提示文:
---------------
8月の新築ビルの空室率は同+1.39ポイントの4.95%、既存ビルの空室率は同▲0.19ポイントの2.37%でした。大規模ビル3棟が満室や高稼働で竣工したものの、一部で空室を残していることから、新築ビルの空室率が上昇しました。一方で館内増床などによって大型空室に成約が進んだため、既存ビルの空室率は低下しました。
【ポイント2】平均賃料は緩やかな上昇が続く
56カ月連続の上昇
空室率の改善に伴い、賃料は緩やかながら上昇を続けています。8月の都心5区の平均賃料は、前月比+0.44%の坪当たり2万291円となり、56カ月連続の上昇となりました。需給が引き締まっている状況にあり、平均賃料は上昇が続いています。
8月の新築ビルの平均賃料が同+2.52%の2万8,772円、既存ビルは同+0.39%の2万42円とともに上昇しました。
【今後の展開】『オフィスビル空室率』は当面は低水準を維持する見込み
2018年の新規供給は前年を大幅に上回り、直近で最も供給量が多かった2012年以来の供給となるため、空室率の上昇が懸念されていました。ところが好調な企業業績を背景とした企業の根強いオフィスビルへの需要などを背景に新築ビルの成約が順調で、少なくとも年内は現状の低水準の空室率が続くとの見方が多くなっています。2019、2020年も高水準の新規供給が続くため、新築ビルに対する高い需要が維持できるか注目されます。
---------------
データ一覧:
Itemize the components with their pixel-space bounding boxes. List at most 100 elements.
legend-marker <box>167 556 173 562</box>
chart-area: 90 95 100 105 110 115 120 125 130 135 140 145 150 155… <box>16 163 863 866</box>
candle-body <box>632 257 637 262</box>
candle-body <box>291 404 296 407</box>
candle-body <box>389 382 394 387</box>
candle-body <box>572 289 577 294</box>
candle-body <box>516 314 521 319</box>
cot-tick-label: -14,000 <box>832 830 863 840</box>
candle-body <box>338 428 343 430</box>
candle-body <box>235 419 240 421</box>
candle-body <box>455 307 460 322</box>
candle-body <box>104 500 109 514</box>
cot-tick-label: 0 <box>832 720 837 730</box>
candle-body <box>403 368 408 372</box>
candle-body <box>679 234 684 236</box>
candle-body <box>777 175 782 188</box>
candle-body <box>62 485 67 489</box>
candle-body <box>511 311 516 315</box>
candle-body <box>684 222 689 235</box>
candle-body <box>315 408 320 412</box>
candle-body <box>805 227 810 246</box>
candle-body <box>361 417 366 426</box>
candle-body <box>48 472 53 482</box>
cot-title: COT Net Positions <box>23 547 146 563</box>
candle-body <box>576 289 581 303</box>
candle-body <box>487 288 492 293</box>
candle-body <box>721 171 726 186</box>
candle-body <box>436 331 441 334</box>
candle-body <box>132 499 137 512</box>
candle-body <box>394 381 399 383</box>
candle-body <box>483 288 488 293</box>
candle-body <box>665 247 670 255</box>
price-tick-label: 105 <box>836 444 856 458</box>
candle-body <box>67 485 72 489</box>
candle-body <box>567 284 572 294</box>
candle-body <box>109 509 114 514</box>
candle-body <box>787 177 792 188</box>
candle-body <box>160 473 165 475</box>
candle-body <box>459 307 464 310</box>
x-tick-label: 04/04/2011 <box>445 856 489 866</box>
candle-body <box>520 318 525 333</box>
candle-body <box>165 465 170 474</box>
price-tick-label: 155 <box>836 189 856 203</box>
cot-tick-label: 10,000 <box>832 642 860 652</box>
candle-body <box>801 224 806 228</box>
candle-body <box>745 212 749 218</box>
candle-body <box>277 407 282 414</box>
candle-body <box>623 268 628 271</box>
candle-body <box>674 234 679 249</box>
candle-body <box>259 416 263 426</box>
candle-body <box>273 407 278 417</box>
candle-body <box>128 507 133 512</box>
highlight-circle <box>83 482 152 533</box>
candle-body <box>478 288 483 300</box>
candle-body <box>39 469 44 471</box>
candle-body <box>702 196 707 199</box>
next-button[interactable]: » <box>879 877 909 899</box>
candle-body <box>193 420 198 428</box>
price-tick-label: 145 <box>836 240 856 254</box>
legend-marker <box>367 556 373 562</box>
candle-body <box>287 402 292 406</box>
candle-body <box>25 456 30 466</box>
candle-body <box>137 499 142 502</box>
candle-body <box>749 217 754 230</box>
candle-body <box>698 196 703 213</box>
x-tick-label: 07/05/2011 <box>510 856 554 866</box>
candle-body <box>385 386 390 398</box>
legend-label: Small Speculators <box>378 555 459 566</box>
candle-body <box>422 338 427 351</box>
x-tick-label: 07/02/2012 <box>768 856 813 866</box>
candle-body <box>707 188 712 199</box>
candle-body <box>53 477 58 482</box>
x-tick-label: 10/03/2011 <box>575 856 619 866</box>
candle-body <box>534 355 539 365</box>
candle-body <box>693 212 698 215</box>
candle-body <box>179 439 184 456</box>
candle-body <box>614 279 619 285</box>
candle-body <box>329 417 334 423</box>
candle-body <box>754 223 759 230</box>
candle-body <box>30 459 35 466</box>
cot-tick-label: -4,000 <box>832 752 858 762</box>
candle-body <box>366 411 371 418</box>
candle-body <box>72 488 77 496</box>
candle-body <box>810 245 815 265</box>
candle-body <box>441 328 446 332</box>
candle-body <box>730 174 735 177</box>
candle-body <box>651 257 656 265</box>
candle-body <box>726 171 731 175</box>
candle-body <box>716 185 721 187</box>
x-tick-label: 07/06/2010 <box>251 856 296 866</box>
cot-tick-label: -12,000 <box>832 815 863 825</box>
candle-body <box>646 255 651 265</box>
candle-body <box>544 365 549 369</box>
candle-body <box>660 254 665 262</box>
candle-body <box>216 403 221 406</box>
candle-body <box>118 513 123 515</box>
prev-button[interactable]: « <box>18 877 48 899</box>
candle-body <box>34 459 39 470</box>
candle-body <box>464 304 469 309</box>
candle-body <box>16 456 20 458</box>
---------------
提示文によると、8月に既存ビルの空室率が低下した理由は何ですか。1〜3文で説明してください。 提示文の記述だけを根拠にしてください。

館内増床などによって、大型空室の成約が進んだためです。